◆ Directions for this task:
Where the string "with" occurs in the material below, report the whole line.

— BEGIN Records for this task —

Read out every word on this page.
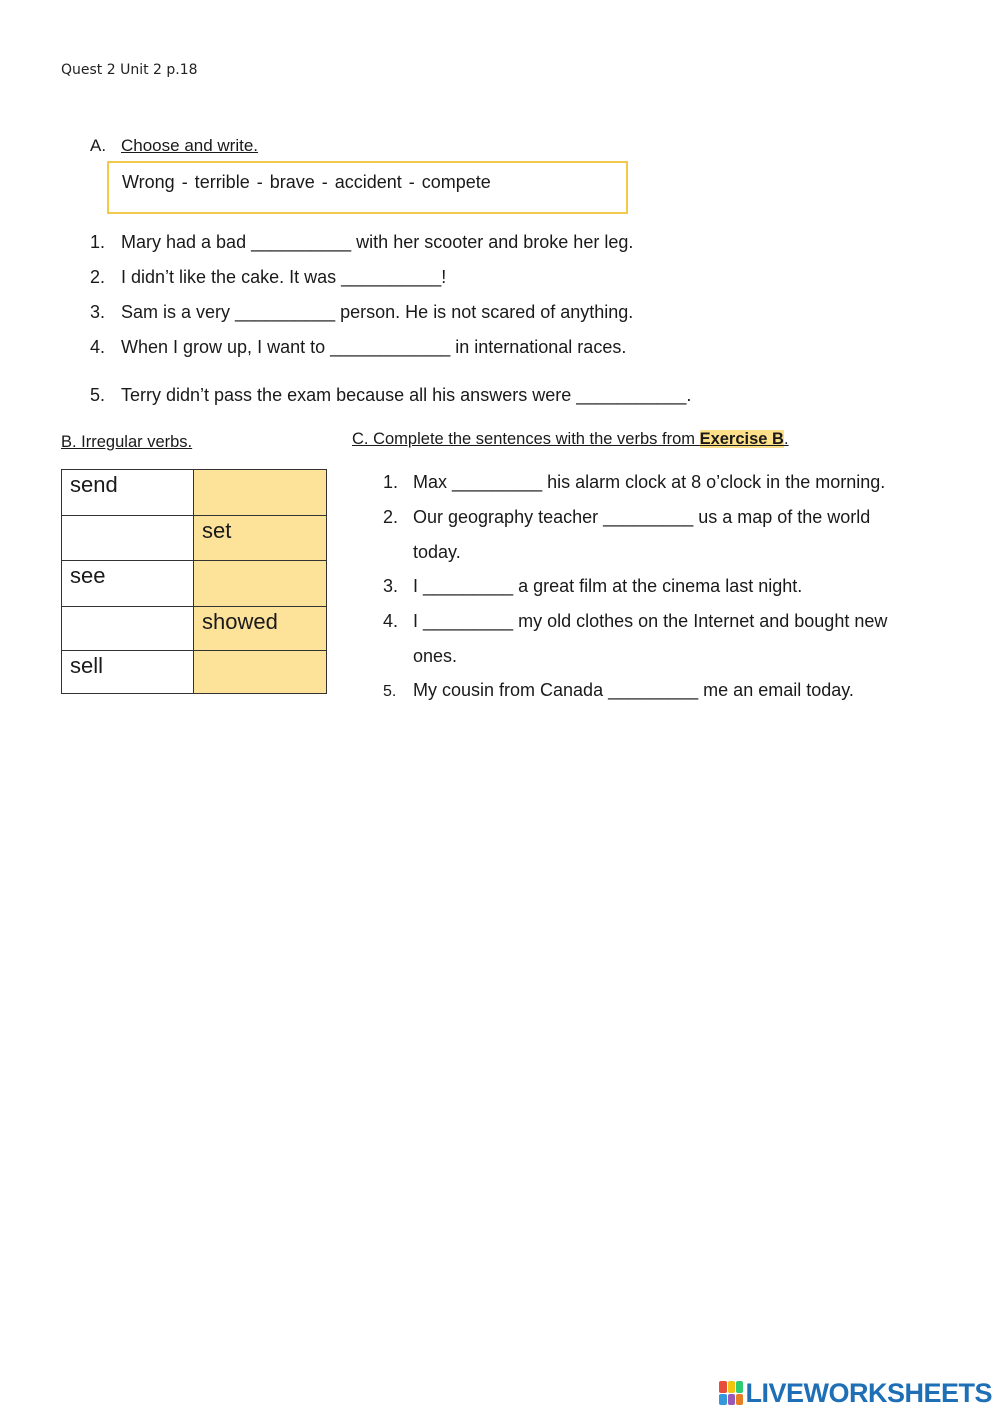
Quest 2 Unit 2 p.18
A. Choose and write.
Wrong - terrible - brave - accident - compete
1. Mary had a bad __________ with her scooter and broke her leg.
2. I didn’t like the cake. It was __________!
3. Sam is a very __________ person. He is not scared of anything.
4. When I grow up, I want to ____________ in international races.
5. Terry didn’t pass the exam because all his answers were ___________.
B. Irregular verbs.	C. Complete the sentences with the verbs from Exercise B.
send	
	set
see	
	showed
sell	
1. Max _________ his alarm clock at 8 o’clock in the morning.
2. Our geography teacher _________ us a map of the world
today.
3. I _________ a great film at the cinema last night.
4. I _________ my old clothes on the Internet and bought new
ones.
5. My cousin from Canada _________ me an email today.
LIVEWORKSHEETS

— END Records for this task —

◆ Reply:
1. Mary had a bad __________ with her scooter and broke her leg.
B. Irregular verbs.	C. Complete the sentences with the verbs from Exercise B.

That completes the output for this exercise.